* [Task]: Can you pull out each line of the data below that includes the word "第三产业受疫情影响最大"?

* [Data listing]:
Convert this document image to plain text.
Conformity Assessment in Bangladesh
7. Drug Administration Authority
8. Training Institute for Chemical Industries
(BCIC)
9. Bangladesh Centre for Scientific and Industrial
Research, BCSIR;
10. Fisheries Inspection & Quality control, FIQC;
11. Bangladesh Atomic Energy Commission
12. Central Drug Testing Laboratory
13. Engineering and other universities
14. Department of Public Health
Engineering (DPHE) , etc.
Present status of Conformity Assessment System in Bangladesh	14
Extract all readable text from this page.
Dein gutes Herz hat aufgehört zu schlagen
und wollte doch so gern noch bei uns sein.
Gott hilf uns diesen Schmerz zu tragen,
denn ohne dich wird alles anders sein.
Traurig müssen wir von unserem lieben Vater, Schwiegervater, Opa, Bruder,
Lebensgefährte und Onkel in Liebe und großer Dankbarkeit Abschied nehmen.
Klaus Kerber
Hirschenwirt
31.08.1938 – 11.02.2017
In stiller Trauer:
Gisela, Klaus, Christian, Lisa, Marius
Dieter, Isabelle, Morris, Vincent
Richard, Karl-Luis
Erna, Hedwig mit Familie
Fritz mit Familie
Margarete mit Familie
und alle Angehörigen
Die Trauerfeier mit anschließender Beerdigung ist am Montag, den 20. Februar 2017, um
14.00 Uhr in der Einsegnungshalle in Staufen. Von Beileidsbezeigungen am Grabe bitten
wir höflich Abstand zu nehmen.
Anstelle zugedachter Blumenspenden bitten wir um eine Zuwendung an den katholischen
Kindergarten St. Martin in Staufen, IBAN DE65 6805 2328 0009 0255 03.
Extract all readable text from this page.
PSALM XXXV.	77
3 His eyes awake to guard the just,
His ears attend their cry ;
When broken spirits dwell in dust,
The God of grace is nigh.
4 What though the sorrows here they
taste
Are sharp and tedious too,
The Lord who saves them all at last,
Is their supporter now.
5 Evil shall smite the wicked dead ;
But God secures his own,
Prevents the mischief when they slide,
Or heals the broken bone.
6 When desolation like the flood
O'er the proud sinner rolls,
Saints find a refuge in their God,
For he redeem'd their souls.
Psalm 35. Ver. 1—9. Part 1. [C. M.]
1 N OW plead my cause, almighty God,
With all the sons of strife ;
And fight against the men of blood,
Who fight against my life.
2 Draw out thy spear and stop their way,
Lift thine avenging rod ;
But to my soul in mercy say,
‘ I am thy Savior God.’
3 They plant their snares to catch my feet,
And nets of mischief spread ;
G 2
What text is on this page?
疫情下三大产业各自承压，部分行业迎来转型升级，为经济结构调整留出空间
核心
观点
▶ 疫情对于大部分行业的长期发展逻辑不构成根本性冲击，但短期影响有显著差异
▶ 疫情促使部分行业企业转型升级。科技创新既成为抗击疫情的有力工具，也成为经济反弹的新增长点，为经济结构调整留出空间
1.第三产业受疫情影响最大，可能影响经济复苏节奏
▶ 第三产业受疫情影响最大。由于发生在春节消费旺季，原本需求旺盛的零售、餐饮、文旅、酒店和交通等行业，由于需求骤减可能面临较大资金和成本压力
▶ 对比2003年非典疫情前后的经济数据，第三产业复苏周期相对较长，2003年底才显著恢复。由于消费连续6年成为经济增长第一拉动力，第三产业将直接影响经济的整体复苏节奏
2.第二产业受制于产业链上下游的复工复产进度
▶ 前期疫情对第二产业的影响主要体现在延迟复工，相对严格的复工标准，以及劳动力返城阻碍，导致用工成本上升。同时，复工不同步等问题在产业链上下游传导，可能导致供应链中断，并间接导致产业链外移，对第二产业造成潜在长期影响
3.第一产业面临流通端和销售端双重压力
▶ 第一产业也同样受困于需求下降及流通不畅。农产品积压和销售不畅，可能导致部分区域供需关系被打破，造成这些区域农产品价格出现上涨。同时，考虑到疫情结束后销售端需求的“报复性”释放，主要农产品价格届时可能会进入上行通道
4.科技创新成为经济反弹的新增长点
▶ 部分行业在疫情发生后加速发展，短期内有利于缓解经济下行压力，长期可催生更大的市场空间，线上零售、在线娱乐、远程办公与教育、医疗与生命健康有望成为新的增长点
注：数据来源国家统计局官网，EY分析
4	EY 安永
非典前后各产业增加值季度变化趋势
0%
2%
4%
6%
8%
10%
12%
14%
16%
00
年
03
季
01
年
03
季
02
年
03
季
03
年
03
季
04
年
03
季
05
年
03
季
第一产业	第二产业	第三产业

* [Problem solution]:
1.第三产业受疫情影响最大，可能影响经济复苏节奏
▶ 第三产业受疫情影响最大。由于发生在春节消费旺季，原本需求旺盛的零售、餐饮、文旅、酒店和交通等行业，由于需求骤减可能面临较大资金和成本压力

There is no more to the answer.